# [REQUEST]
Where a line contains the word "solusyon", copy that line in full.

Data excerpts
* * * * * * *
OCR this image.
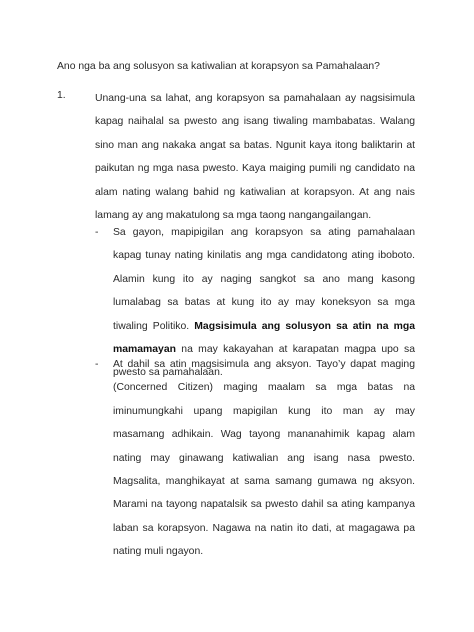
Ano nga ba ang solusyon sa katiwalian at korapsyon sa Pamahalaan?

1.	Unang-una sa lahat, ang korapsyon sa pamahalaan ay nagsisimula kapag naihalal sa pwesto ang isang tiwaling mambabatas. Walang sino man ang nakaka angat sa batas. Ngunit kaya itong baliktarin at paikutan ng mga nasa pwesto. Kaya maiging pumili ng candidato na alam nating walang bahid ng katiwalian at korapsyon. At ang nais lamang ay ang makatulong sa mga taong nangangailangan.

- Sa gayon, mapipigilan ang korapsyon sa ating pamahalaan kapag tunay nating kinilatis ang mga candidatong ating iboboto. Alamin kung ito ay naging sangkot sa ano mang kasong lumalabag sa batas at kung ito ay may koneksyon sa mga tiwaling Politiko. Magsisimula ang solusyon sa atin na mga mamamayan na may kakayahan at karapatan magpa upo sa pwesto sa pamahalaan.
- At dahil sa atin magsisimula ang aksyon. Tayo’y dapat maging (Concerned Citizen) maging maalam sa mga batas na iminumungkahi upang mapigilan kung ito man ay may masamang adhikain. Wag tayong mananahimik kapag alam nating may ginawang katiwalian ang isang nasa pwesto. Magsalita, manghikayat at sama samang gumawa ng aksyon. Marami na tayong napatalsik sa pwesto dahil sa ating kampanya laban sa korapsyon. Nagawa na natin ito dati, at magagawa pa nating muli ngayon.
* * * * * * *
# [REPLY TO THE EXERCISE]
Ano nga ba ang solusyon sa katiwalian at korapsyon sa Pamahalaan?
- Sa gayon, mapipigilan ang korapsyon sa ating pamahalaan kapag tunay nating kinilatis ang mga candidatong ating iboboto. Alamin kung ito ay naging sangkot sa ano mang kasong lumalabag sa batas at kung ito ay may koneksyon sa mga tiwaling Politiko. Magsisimula ang solusyon sa atin na mga mamamayan na may kakayahan at karapatan magpa upo sa pwesto sa pamahalaan.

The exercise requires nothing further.